§ **Brano fornito**:
---------------

È soprattutto in relazione al presupposto dell’interesse pubblico che si può meglio notare la differenza tra le due tipologie di autotutela. Tale interesse certamente sussiste nel campo tributario per l’opportunità o, meglio, la necessità di assicurare che il contribuente sia assoggettato alla giusta tassazione in base al principio di capacità contributiva.
 
Ulteriori differenze con l’autotutela tributaria
Altro sostanziale elemento di differenza tra autotutela amministrativa e autotutela tributaria è il fatto che, mentre nel diritto amministrativo il destinatario dell’originario atto illegittimo (e anche del successivo provvedimento di annullamento) è titolare di un interesse legittimo, nel campo impositivo la posizione del soggetto passivo assume la natura di diritto soggettivo. L’interesse legittimo presuppone infatti l’esercizio di un potere discrezionale, inteso come mediazione tra interessi anche contrapposti, che in campo tributario invece manca. Conseguentemente, quando si decide di eliminare gli esiti sfavorevoli di un atto illegittimo, non si deve valutare il conflitto tra l’interesse pubblico alla rimozione dell’atto e quello privato alla conservazione dell’atto stesso.

---------------

§ **Voci dell'elenco**:
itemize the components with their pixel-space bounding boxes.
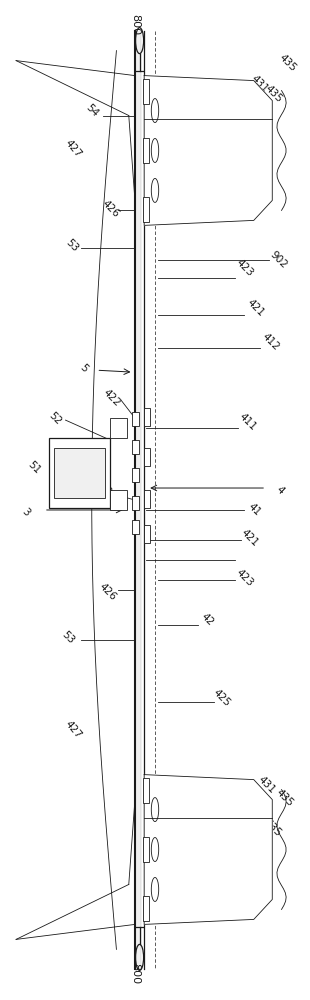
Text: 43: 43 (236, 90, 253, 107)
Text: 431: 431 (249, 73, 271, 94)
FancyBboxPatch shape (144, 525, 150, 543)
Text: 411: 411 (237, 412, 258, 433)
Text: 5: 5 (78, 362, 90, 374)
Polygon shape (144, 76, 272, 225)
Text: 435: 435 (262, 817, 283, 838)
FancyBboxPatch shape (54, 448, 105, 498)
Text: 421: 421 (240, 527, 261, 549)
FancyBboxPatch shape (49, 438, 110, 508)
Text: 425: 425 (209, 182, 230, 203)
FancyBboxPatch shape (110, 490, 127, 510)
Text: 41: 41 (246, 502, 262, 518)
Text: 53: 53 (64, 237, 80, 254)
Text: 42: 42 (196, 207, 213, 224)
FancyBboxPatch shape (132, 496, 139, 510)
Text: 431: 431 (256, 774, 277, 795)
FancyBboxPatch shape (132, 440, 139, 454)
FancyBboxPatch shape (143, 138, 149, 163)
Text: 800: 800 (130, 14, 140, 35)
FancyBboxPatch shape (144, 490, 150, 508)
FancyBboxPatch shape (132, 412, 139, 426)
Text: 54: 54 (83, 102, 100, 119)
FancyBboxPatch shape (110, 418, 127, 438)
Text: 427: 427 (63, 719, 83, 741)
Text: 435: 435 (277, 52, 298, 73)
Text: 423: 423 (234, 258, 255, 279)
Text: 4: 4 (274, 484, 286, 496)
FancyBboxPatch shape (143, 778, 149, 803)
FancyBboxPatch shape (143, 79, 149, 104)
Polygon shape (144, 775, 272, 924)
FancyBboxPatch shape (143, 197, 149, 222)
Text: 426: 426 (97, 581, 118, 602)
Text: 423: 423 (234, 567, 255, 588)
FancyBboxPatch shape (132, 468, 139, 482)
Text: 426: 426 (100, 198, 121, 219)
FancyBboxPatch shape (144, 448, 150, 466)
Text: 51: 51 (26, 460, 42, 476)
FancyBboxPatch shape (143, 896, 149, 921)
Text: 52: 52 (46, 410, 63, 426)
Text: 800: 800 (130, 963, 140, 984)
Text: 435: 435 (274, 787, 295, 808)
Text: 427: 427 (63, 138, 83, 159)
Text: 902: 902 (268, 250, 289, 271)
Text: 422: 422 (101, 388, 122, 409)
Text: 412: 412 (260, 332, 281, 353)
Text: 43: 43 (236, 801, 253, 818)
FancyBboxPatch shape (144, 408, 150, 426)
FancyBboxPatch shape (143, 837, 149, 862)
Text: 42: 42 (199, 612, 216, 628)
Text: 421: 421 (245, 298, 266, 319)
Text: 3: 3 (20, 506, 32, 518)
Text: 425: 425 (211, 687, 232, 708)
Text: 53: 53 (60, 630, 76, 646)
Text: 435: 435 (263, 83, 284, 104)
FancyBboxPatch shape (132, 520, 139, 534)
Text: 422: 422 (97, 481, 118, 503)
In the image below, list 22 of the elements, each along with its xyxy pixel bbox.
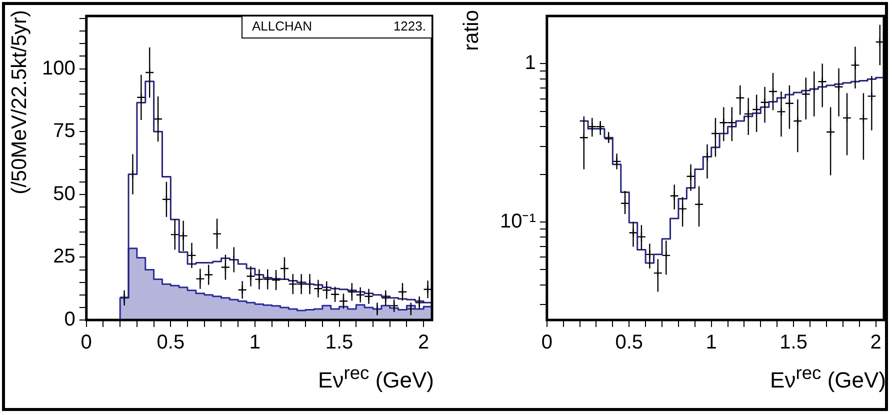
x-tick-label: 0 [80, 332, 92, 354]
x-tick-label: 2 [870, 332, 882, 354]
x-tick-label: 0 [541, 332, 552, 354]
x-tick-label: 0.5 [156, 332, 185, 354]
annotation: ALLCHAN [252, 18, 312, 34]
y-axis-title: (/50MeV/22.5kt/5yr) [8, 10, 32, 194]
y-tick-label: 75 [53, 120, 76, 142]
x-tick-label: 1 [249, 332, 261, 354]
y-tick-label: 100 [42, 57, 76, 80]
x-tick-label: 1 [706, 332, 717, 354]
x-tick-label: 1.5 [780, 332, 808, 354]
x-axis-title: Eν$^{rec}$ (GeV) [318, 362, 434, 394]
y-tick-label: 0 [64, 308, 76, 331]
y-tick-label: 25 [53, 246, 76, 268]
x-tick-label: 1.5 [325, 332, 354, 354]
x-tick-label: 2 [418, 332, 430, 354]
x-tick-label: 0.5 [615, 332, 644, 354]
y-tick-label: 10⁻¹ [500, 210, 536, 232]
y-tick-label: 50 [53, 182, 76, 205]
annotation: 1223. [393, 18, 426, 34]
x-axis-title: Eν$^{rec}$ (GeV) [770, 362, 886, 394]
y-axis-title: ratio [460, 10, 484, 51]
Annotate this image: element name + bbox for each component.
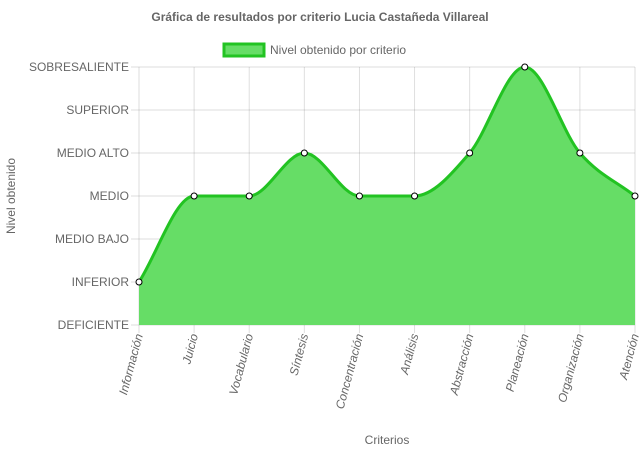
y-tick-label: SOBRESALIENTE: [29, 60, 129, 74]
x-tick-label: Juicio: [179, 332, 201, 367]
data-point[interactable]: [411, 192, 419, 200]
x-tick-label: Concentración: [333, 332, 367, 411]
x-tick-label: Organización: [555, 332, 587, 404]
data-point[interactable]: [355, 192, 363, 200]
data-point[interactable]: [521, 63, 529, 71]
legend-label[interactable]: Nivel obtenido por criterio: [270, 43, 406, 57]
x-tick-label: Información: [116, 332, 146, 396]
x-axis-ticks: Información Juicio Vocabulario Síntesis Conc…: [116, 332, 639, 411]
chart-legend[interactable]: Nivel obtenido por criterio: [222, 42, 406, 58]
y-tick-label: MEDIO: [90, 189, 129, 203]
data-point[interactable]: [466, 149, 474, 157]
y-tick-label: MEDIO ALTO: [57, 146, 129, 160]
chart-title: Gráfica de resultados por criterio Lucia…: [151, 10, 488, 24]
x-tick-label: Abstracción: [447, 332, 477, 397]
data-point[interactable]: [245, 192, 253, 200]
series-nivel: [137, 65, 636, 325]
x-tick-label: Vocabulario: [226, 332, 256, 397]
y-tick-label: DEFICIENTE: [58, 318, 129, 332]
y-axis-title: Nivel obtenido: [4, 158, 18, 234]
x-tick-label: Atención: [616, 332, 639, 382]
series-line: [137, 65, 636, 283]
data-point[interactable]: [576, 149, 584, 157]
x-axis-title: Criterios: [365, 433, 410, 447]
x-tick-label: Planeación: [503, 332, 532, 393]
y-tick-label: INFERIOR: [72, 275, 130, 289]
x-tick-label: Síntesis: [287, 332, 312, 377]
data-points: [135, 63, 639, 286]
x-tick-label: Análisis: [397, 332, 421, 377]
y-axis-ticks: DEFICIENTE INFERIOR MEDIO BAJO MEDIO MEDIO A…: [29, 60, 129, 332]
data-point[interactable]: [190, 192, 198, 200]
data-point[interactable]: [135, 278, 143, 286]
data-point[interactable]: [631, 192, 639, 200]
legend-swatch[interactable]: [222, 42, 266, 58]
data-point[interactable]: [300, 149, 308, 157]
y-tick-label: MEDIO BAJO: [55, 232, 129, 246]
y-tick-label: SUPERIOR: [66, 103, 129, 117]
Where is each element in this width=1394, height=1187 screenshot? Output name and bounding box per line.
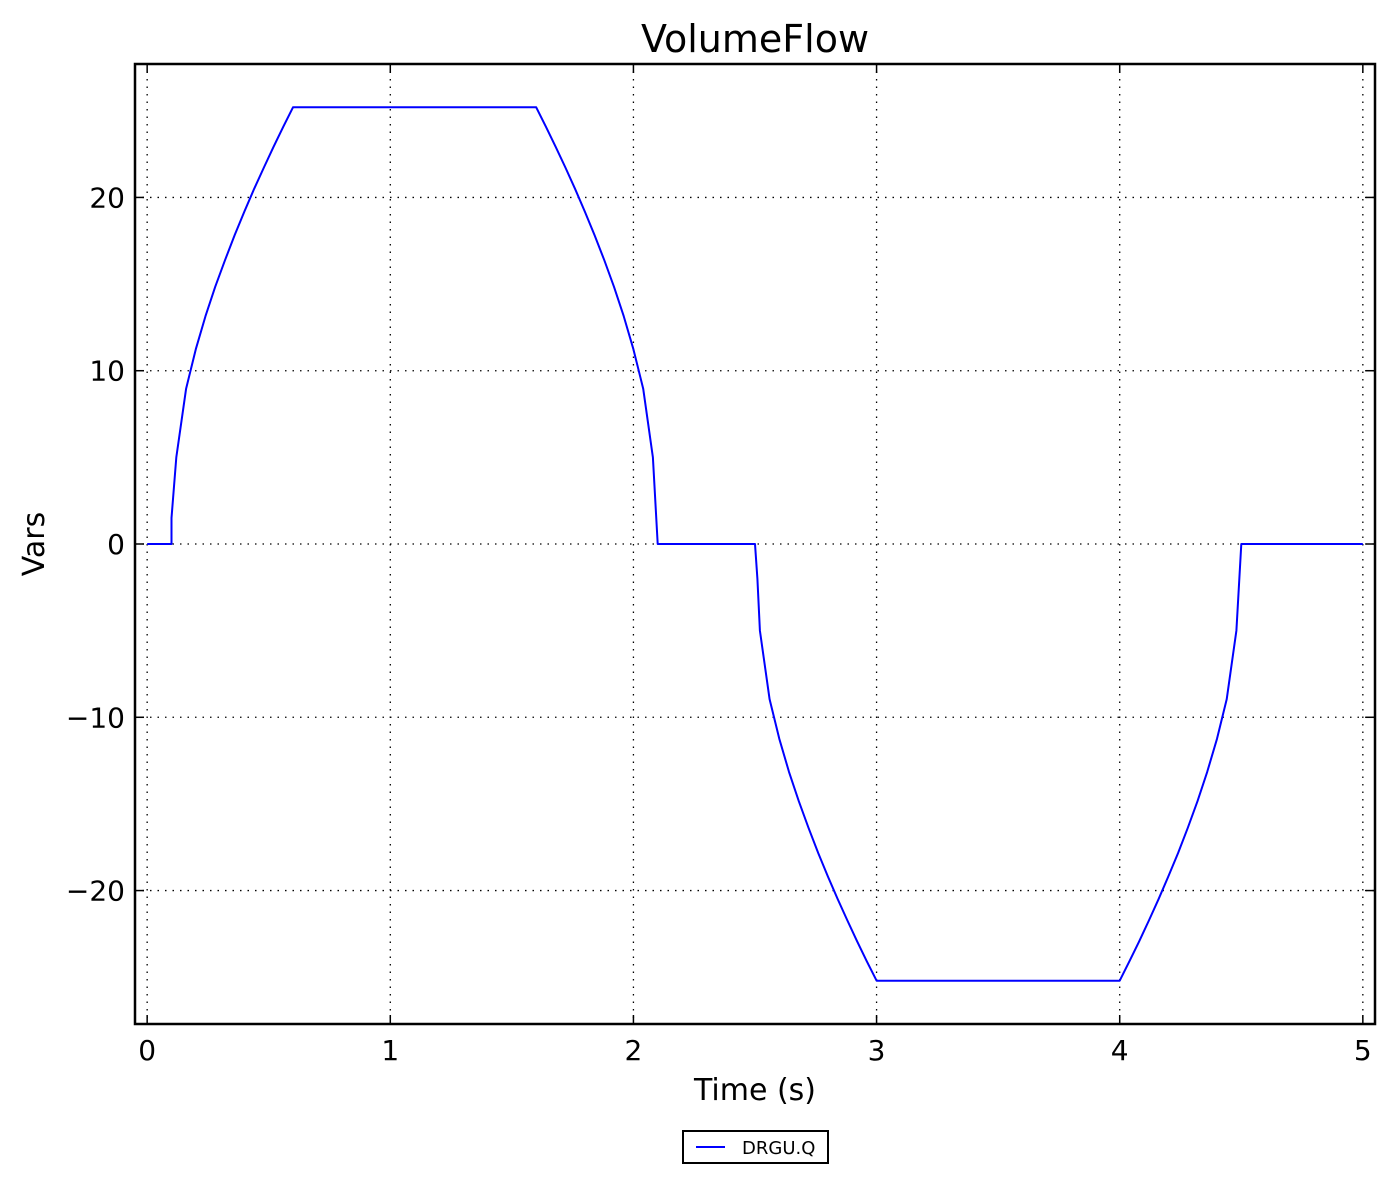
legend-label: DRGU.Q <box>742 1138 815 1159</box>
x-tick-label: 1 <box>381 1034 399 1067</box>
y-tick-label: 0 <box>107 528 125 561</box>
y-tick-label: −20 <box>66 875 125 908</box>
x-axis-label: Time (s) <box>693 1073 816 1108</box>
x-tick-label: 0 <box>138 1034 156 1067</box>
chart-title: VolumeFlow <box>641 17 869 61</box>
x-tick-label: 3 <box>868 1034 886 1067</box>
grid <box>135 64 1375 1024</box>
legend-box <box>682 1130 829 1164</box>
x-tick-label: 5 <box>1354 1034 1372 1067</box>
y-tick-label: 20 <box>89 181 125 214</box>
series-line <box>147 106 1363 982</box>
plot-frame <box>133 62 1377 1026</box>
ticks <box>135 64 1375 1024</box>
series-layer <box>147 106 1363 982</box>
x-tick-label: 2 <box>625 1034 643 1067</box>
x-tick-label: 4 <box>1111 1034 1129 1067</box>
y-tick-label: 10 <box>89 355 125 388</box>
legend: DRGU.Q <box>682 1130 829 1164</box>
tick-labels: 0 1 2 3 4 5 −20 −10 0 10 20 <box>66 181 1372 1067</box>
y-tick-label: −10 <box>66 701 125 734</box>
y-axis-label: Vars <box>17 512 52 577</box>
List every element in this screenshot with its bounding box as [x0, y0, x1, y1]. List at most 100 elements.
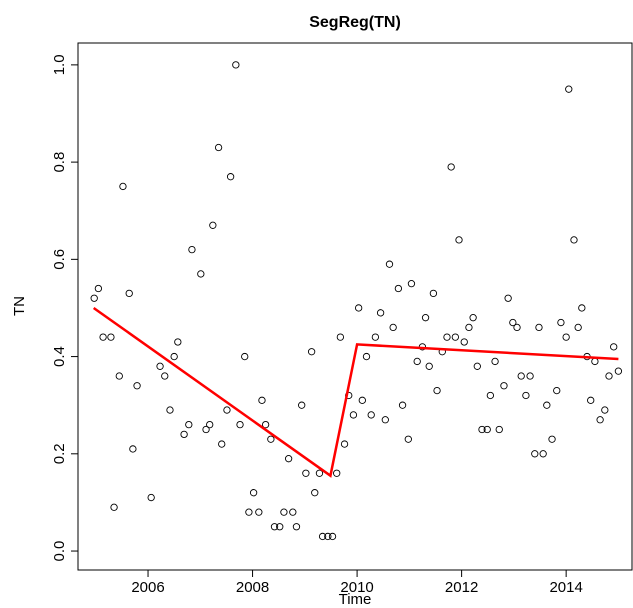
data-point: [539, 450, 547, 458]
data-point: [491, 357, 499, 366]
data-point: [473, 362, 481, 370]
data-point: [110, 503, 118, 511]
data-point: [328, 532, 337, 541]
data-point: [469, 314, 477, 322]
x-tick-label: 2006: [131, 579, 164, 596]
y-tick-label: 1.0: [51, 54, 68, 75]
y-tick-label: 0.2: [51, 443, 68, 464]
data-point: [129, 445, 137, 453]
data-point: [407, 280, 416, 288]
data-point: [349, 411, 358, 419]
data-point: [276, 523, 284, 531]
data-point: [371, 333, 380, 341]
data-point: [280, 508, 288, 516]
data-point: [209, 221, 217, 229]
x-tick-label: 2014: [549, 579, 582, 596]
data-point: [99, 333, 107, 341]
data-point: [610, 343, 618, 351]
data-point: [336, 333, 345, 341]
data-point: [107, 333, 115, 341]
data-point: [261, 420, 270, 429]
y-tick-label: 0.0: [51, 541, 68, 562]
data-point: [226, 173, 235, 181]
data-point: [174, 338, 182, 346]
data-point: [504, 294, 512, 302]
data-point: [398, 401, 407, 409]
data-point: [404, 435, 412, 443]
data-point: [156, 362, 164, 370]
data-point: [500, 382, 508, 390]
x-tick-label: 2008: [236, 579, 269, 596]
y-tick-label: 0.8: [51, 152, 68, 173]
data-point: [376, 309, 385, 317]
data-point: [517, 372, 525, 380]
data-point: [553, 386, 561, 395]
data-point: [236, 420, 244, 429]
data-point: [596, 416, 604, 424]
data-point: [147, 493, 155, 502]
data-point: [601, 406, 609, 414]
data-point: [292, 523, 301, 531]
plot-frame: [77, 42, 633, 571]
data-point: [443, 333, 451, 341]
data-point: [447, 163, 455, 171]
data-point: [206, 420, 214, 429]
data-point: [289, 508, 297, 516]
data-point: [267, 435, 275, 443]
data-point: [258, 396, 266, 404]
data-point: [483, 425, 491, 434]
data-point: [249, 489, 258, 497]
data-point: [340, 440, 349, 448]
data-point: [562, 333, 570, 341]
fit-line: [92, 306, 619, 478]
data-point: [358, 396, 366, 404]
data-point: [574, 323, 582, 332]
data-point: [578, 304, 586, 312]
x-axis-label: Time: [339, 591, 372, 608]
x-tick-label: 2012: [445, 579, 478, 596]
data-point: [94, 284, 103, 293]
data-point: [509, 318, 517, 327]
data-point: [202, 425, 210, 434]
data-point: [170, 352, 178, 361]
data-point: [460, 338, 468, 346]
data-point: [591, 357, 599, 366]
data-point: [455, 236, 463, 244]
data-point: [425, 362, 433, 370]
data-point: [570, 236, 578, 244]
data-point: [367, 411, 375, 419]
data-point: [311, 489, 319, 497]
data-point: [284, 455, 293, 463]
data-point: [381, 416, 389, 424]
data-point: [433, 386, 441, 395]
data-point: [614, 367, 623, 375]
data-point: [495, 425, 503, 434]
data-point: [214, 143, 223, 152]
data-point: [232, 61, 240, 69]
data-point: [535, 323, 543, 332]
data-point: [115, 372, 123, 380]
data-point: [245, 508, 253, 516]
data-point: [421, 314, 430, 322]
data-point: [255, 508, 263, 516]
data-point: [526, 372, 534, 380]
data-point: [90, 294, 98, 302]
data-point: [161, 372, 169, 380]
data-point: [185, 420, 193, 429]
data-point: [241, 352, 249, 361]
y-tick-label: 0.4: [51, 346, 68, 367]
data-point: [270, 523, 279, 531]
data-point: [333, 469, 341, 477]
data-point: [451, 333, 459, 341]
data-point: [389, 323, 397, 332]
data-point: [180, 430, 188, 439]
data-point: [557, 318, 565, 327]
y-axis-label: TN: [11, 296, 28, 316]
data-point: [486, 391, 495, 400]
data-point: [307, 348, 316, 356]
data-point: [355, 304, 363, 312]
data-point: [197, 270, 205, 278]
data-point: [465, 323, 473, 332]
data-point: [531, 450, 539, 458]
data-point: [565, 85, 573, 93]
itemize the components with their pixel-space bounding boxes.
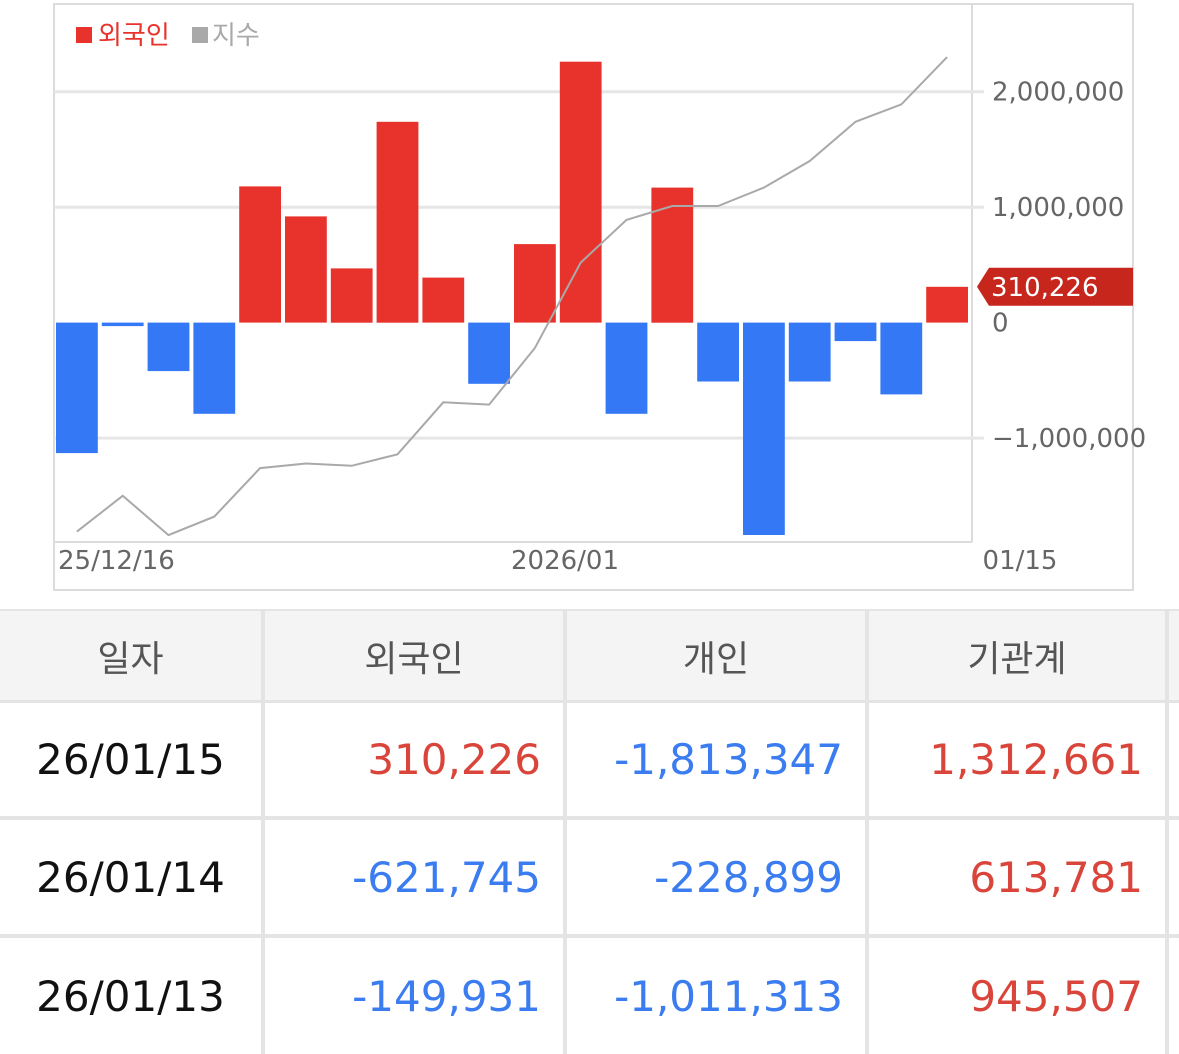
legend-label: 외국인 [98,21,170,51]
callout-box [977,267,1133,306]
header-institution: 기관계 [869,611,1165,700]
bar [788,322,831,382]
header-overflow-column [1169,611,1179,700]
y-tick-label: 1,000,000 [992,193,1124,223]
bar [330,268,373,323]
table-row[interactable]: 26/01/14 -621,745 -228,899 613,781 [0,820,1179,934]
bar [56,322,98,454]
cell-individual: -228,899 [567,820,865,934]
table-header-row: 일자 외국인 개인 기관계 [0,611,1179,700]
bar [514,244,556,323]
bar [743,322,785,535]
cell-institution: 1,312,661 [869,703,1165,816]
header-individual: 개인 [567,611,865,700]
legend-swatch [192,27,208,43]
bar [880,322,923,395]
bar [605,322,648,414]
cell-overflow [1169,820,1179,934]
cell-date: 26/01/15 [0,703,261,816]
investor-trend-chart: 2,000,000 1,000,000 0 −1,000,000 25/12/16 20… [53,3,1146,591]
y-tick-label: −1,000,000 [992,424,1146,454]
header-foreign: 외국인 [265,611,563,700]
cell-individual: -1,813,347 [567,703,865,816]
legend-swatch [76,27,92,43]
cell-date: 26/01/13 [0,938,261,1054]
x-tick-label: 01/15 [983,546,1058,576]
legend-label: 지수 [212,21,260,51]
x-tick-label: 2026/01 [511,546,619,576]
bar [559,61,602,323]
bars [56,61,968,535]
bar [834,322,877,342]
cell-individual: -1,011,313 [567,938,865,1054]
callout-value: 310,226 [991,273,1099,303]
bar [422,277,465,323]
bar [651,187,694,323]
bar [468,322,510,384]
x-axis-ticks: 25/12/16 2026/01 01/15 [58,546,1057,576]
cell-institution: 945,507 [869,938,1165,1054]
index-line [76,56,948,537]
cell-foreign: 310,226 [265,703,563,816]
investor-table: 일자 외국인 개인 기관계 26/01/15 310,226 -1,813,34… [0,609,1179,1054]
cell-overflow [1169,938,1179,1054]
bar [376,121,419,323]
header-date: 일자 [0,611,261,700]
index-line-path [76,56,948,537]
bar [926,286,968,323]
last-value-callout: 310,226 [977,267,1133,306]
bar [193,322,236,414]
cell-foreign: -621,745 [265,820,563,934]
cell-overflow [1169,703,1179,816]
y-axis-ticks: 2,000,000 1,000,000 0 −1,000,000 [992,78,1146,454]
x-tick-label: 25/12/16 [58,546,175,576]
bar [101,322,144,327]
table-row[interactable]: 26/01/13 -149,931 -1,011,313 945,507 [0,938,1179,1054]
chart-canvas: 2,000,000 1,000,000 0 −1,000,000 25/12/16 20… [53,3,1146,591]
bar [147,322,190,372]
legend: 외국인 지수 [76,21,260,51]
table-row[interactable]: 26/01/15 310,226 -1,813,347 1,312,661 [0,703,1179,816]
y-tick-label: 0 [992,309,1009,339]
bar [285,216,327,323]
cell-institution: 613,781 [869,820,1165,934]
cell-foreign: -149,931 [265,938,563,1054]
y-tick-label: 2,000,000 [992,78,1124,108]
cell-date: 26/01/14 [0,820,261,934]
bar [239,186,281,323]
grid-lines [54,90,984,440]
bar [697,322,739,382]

---------------

§ **Parti dell'esercizio**:
a) Secondo il brano sull'autotutela tributaria, quale natura assume la posizione del soggetto passivo nel campo impositivo?
b) Prosegua il brano sull'autotutela tributaria, riprendendo subito dopo la sua ultima frase.
L'elenco è materiale a sé stante, distinto dal brano sull'autotutela tributaria.

§ **Soluzioni dei compiti**:
a) La natura di diritto soggettivo.

b)
A ulteriore sostegno della diversità tra autotutela amministrativa e tributaria, va considerato come, in seno agli atti tributari che incidono negativamente nella sfera giuridica soggettiva del contribuente, non siano configurabili situazioni di controinteresse all’annullamento del provvedimento diverse dall’interesse dell’erario a incamerare gli importi accertati: l’unico interesse che può portare all’annullamento d’ufficio degli accertamenti tributari è quello al ripristino della legalità violata, il che implica in capo all’Amministrazione finanziaria l’assenza di discrezionalità dell’autotutela, attesa la natura vincolata di tale potere. Nell’autotutela tributaria l’interesse pubblico è semmai diretto al ristabilimento di una giusta imposizione, in luogo di quella in precedenza esercitata in contrasto con l’effettiva capacità contributiva del soggetto passivo del rapporto giuridico tributario.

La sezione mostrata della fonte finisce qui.